→ Given request:
Of all the lines in the records below, how many hold the word "label"? Give the number alone.
** START Record list **
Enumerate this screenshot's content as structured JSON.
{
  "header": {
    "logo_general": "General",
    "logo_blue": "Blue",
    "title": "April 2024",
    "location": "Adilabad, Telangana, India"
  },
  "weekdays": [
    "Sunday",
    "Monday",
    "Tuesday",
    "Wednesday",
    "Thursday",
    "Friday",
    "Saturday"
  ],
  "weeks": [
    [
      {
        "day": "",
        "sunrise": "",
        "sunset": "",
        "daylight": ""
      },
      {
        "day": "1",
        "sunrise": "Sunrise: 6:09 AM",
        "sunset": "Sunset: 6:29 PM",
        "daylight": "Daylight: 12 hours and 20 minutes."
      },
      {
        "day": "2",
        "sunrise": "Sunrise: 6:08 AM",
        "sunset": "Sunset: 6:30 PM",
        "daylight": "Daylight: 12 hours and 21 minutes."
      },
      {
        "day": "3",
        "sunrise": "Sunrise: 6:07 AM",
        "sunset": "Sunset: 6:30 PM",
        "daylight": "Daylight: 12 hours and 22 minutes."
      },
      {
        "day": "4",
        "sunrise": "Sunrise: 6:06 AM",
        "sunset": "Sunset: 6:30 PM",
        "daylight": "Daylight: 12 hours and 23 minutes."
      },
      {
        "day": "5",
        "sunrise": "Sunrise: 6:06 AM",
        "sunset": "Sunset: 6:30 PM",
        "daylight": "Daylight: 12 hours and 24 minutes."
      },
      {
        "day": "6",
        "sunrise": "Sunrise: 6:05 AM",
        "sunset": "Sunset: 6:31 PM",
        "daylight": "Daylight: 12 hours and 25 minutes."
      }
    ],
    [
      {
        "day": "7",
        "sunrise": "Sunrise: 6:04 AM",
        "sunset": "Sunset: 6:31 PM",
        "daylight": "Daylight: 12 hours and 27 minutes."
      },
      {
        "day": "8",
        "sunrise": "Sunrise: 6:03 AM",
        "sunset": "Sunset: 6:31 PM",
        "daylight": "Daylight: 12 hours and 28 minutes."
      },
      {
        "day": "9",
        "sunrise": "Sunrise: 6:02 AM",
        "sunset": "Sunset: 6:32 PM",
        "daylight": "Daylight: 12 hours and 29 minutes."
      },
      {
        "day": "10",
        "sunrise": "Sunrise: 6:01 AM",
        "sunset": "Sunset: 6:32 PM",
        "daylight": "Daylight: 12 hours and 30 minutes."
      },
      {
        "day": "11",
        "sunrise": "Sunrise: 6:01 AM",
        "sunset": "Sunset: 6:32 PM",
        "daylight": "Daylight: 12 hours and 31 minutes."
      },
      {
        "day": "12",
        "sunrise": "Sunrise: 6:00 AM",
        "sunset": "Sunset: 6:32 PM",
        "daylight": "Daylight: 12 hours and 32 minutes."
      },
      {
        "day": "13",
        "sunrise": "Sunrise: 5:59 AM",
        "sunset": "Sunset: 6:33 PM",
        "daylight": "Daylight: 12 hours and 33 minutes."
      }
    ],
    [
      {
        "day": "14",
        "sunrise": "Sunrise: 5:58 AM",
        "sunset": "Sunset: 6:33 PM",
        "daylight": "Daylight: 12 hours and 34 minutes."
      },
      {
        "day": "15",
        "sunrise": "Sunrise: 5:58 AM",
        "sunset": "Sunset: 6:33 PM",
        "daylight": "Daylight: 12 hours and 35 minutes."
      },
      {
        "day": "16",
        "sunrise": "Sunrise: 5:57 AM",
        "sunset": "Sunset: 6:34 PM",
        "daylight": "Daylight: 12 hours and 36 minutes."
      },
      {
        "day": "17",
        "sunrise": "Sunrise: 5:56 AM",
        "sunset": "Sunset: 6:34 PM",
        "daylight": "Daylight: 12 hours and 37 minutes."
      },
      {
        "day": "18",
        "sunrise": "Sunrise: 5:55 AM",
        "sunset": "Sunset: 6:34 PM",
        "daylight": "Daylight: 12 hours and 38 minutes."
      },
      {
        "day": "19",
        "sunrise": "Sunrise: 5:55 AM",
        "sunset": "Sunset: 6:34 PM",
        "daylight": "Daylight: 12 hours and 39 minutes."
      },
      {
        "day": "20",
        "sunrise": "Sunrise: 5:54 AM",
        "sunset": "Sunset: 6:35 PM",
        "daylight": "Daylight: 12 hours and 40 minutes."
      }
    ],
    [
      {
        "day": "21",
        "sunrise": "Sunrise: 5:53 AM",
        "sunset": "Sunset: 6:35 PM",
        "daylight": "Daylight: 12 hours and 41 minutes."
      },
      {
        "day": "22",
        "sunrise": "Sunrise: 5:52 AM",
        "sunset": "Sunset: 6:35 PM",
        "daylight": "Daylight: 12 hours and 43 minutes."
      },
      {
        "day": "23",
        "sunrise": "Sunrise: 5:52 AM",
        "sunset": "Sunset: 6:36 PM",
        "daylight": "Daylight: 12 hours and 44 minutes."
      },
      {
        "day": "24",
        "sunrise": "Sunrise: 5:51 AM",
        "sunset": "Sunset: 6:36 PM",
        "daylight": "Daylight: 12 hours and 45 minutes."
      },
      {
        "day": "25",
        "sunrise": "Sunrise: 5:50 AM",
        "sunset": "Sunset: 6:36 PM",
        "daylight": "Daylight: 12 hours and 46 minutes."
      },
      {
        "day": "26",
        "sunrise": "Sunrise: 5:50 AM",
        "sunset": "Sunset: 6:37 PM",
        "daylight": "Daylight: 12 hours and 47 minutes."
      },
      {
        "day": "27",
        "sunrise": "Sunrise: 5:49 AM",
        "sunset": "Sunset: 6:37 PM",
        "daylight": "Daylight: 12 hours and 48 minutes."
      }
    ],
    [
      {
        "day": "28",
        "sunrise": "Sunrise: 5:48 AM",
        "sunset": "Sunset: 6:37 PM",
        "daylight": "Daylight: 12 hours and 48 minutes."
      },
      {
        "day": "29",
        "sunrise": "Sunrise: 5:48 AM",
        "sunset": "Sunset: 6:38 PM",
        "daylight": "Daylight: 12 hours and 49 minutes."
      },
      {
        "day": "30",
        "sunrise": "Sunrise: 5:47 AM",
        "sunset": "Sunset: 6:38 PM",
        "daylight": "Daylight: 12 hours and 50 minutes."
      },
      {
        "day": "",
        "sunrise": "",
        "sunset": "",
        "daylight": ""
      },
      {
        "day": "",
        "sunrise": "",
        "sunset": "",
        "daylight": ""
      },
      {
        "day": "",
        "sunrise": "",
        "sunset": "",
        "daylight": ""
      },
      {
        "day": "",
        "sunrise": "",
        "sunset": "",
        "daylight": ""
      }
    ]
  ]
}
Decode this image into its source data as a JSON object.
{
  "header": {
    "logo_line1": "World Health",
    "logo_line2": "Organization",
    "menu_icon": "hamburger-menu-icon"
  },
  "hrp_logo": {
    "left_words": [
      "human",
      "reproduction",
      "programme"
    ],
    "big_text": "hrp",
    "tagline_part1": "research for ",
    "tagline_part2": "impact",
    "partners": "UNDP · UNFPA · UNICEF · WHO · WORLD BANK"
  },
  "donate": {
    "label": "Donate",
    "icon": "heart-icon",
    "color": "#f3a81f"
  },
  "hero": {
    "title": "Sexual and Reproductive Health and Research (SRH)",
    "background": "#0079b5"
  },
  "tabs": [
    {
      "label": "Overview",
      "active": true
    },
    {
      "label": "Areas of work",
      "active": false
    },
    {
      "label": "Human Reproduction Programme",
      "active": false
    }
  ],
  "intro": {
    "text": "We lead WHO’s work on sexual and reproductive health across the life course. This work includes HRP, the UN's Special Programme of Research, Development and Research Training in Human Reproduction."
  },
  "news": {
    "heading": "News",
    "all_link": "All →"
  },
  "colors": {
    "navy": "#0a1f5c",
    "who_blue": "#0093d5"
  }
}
** END Record list **
→ Solution to the problem:
4